### Records shown
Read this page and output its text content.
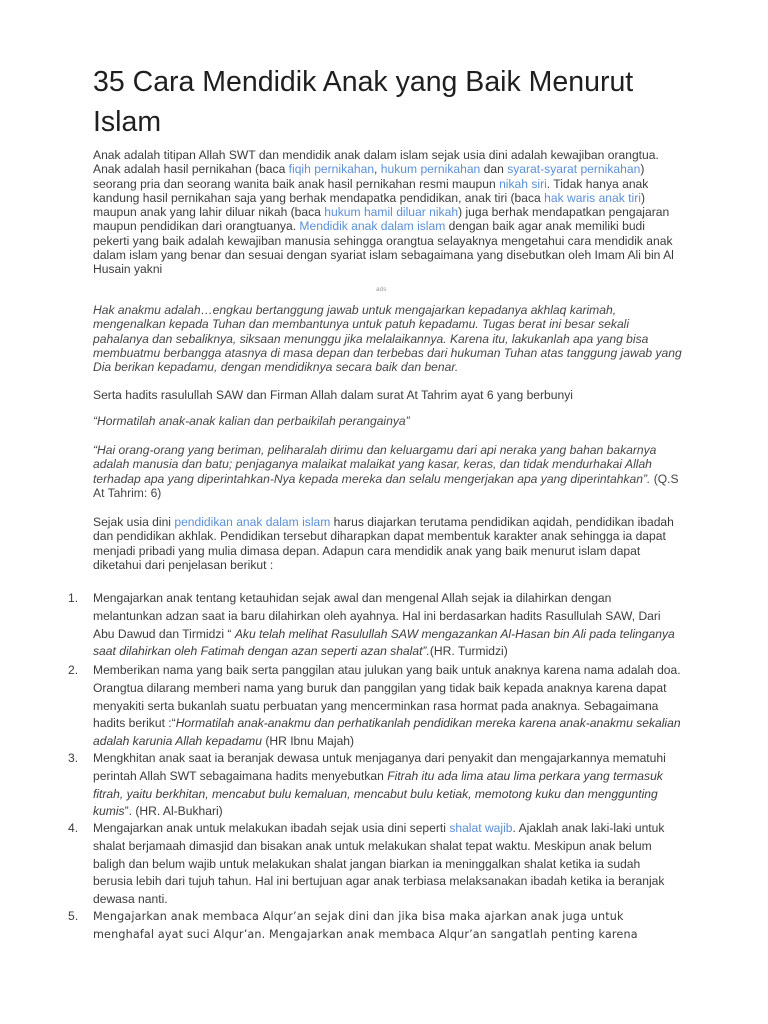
35 Cara Mendidik Anak yang Baik Menurut Islam

Anak adalah titipan Allah SWT dan mendidik anak dalam islam sejak usia dini adalah kewajiban orangtua. Anak adalah hasil pernikahan (baca fiqih pernikahan, hukum pernikahan dan syarat-syarat pernikahan) seorang pria dan seorang wanita baik anak hasil pernikahan resmi maupun nikah siri. Tidak hanya anak kandung hasil pernikahan saja yang berhak mendapatka pendidikan, anak tiri (baca hak waris anak tiri) maupun anak yang lahir diluar nikah (baca hukum hamil diluar nikah) juga berhak mendapatkan pengajaran maupun pendidikan dari orangtuanya. Mendidik anak dalam islam dengan baik agar anak memiliki budi pekerti yang baik adalah kewajiban manusia sehingga orangtua selayaknya mengetahui cara mendidik anak dalam islam yang benar dan sesuai dengan syariat islam sebagaimana yang disebutkan oleh Imam Ali bin Al Husain yakni

ads

Hak anakmu adalah…engkau bertanggung jawab untuk mengajarkan kepadanya akhlaq karimah, mengenalkan kepada Tuhan dan membantunya untuk patuh kepadamu. Tugas berat ini besar sekali pahalanya dan sebaliknya, siksaan menunggu jika melalaikannya. Karena itu, lakukanlah apa yang bisa membuatmu berbangga atasnya di masa depan dan terbebas dari hukuman Tuhan atas tanggung jawab yang Dia berikan kepadamu, dengan mendidiknya secara baik dan benar.

Serta hadits rasulullah SAW dan Firman Allah dalam surat At Tahrim ayat 6 yang berbunyi

“Hormatilah anak-anak kalian dan perbaikilah perangainya”

“Hai orang-orang yang beriman, peliharalah dirimu dan keluargamu dari api neraka yang bahan bakarnya adalah manusia dan batu; penjaganya malaikat malaikat yang kasar, keras, dan tidak mendurhakai Allah terhadap apa yang diperintahkan-Nya kepada mereka dan selalu mengerjakan apa yang diperintahkan”. (Q.S At Tahrim: 6)

Sejak usia dini pendidikan anak dalam islam harus diajarkan terutama pendidikan aqidah, pendidikan ibadah dan pendidikan akhlak. Pendidikan tersebut diharapkan dapat membentuk karakter anak sehingga ia dapat menjadi pribadi yang mulia dimasa depan. Adapun cara mendidik anak yang baik menurut islam dapat diketahui dari penjelasan berikut :

1. Mengajarkan anak tentang ketauhidan sejak awal dan mengenal Allah sejak ia dilahirkan dengan melantunkan adzan saat ia baru dilahirkan oleh ayahnya. Hal ini berdasarkan hadits Rasullulah SAW, Dari Abu Dawud dan Tirmidzi “ Aku telah melihat Rasulullah SAW mengazankan Al-Hasan bin Ali pada telinganya saat dilahirkan oleh Fatimah dengan azan seperti azan shalat”.(HR. Turmidzi)
2. Memberikan nama yang baik serta panggilan atau julukan yang baik untuk anaknya karena nama adalah doa. Orangtua dilarang memberi nama yang buruk dan panggilan yang tidak baik kepada anaknya karena dapat menyakiti serta bukanlah suatu perbuatan yang mencerminkan rasa hormat pada anaknya. Sebagaimana hadits berikut :“Hormatilah anak-anakmu dan perhatikanlah pendidikan mereka karena anak-anakmu sekalian adalah karunia Allah kepadamu (HR Ibnu Majah)
3. Mengkhitan anak saat ia beranjak dewasa untuk menjaganya dari penyakit dan mengajarkannya mematuhi perintah Allah SWT sebagaimana hadits menyebutkan Fitrah itu ada lima atau lima perkara yang termasuk fitrah, yaitu berkhitan, mencabut bulu kemaluan, mencabut bulu ketiak, memotong kuku dan menggunting kumis”. (HR. Al-Bukhari)
4. Mengajarkan anak untuk melakukan ibadah sejak usia dini seperti shalat wajib. Ajaklah anak laki-laki untuk shalat berjamaah dimasjid dan bisakan anak untuk melakukan shalat tepat waktu. Meskipun anak belum baligh dan belum wajib untuk melakukan shalat jangan biarkan ia meninggalkan shalat ketika ia sudah berusia lebih dari tujuh tahun. Hal ini bertujuan agar anak terbiasa melaksanakan ibadah ketika ia beranjak dewasa nanti.
5. Mengajarkan anak membaca Alqur’an sejak dini dan jika bisa maka ajarkan anak juga untuk menghafal ayat suci Alqur’an. Mengajarkan anak membaca Alqur’an sangatlah penting karena
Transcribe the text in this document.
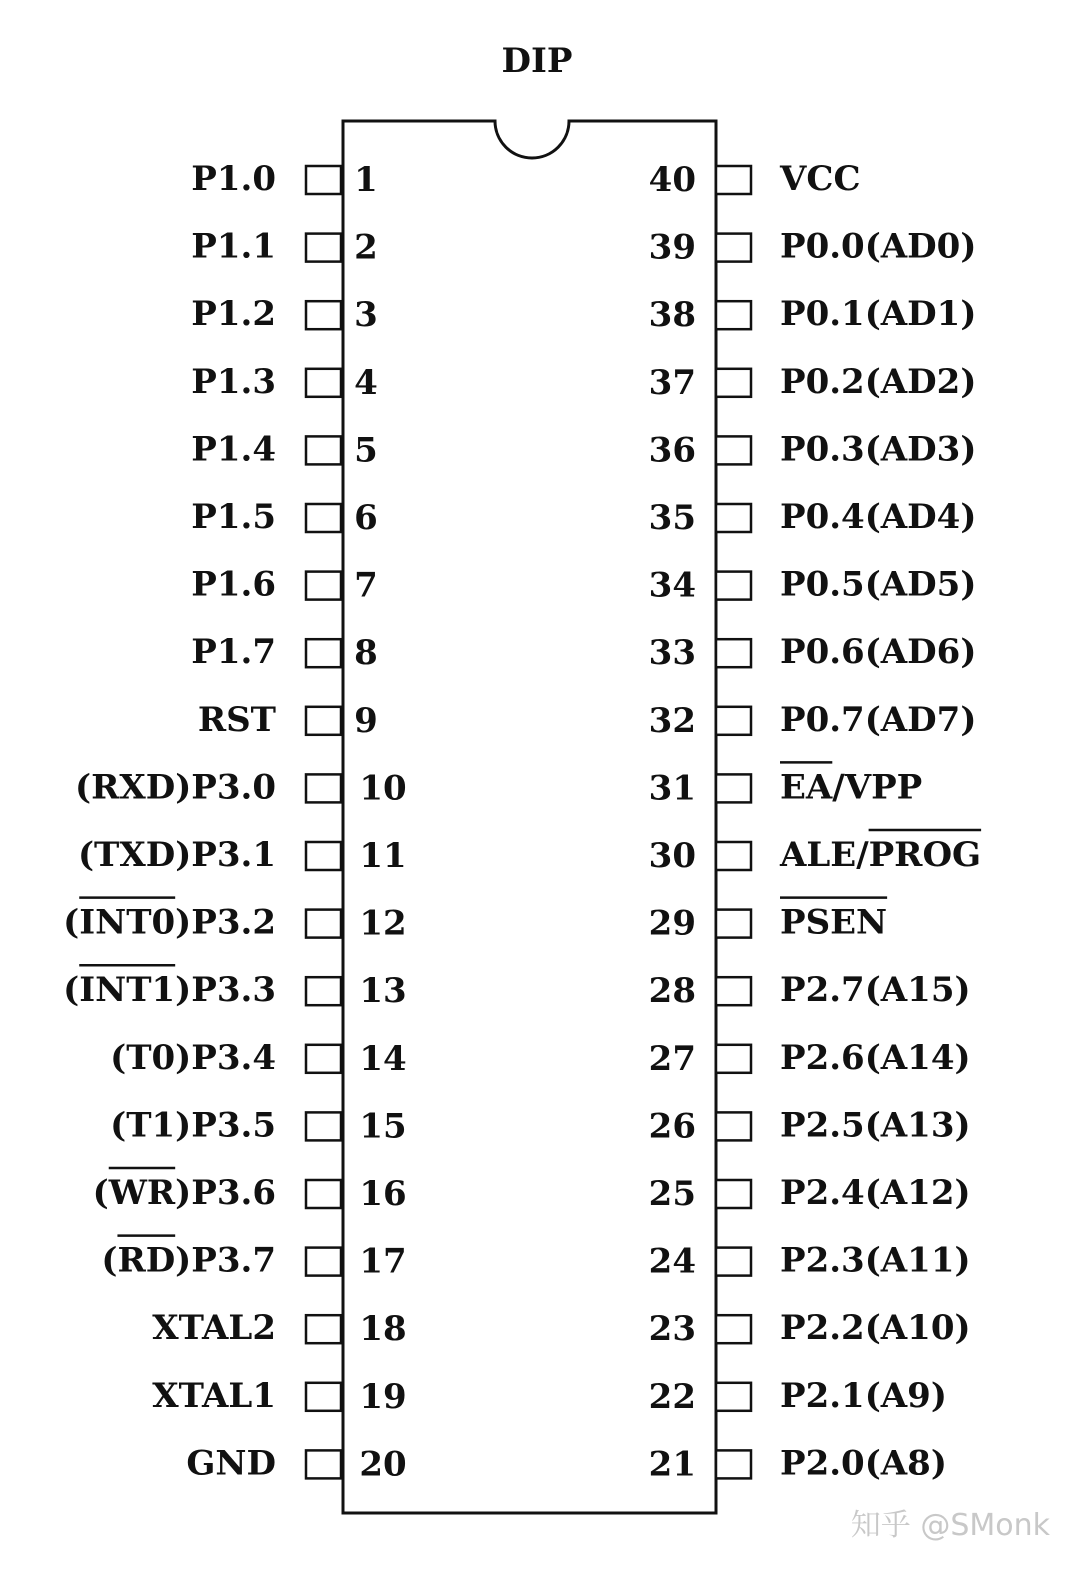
DIP
1
P1.0
2
P1.1
3
P1.2
4
P1.3
5
P1.4
6
P1.5
7
P1.6
8
P1.7
9
RST
10
(RXD)P3.0
11
(TXD)P3.1
12
(INT0)P3.2
13
(INT1)P3.3
14
(T0)P3.4
15
(T1)P3.5
16
(WR)P3.6
17
(RD)P3.7
18
XTAL2
19
XTAL1
20
GND
40 VCC
39 P0.0(AD0)
38 P0.1(AD1)
37 P0.2(AD2)
36 P0.3(AD3)
35 P0.4(AD4)
34 P0.5(AD5)
33 P0.6(AD6)
32 P0.7(AD7)
31 EA/VPP
30 ALE/PROG
29 PSEN
28 P2.7(A15)
27 P2.6(A14)
26 P2.5(A13)
25 P2.4(A12)
24 P2.3(A11)
23 P2.2(A10)
22 P2.1(A9)
21 P2.0(A8)
知乎 @SMonk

### Set problem
Quote, without alteration, the lines running from the line containing "Transcribe the text in this document." to the last line of the entries, and include no pictures.

### The solution
Transcribe the text in this document.
DIP
1
P1.0
2
P1.1
3
P1.2
4
P1.3
5
P1.4
6
P1.5
7
P1.6
8
P1.7
9
RST
10
(RXD)P3.0
11
(TXD)P3.1
12
(INT0)P3.2
13
(INT1)P3.3
14
(T0)P3.4
15
(T1)P3.5
16
(WR)P3.6
17
(RD)P3.7
18
XTAL2
19
XTAL1
20
GND
40 VCC
39 P0.0(AD0)
38 P0.1(AD1)
37 P0.2(AD2)
36 P0.3(AD3)
35 P0.4(AD4)
34 P0.5(AD5)
33 P0.6(AD6)
32 P0.7(AD7)
31 EA/VPP
30 ALE/PROG
29 PSEN
28 P2.7(A15)
27 P2.6(A14)
26 P2.5(A13)
25 P2.4(A12)
24 P2.3(A11)
23 P2.2(A10)
22 P2.1(A9)
21 P2.0(A8)
知乎 @SMonk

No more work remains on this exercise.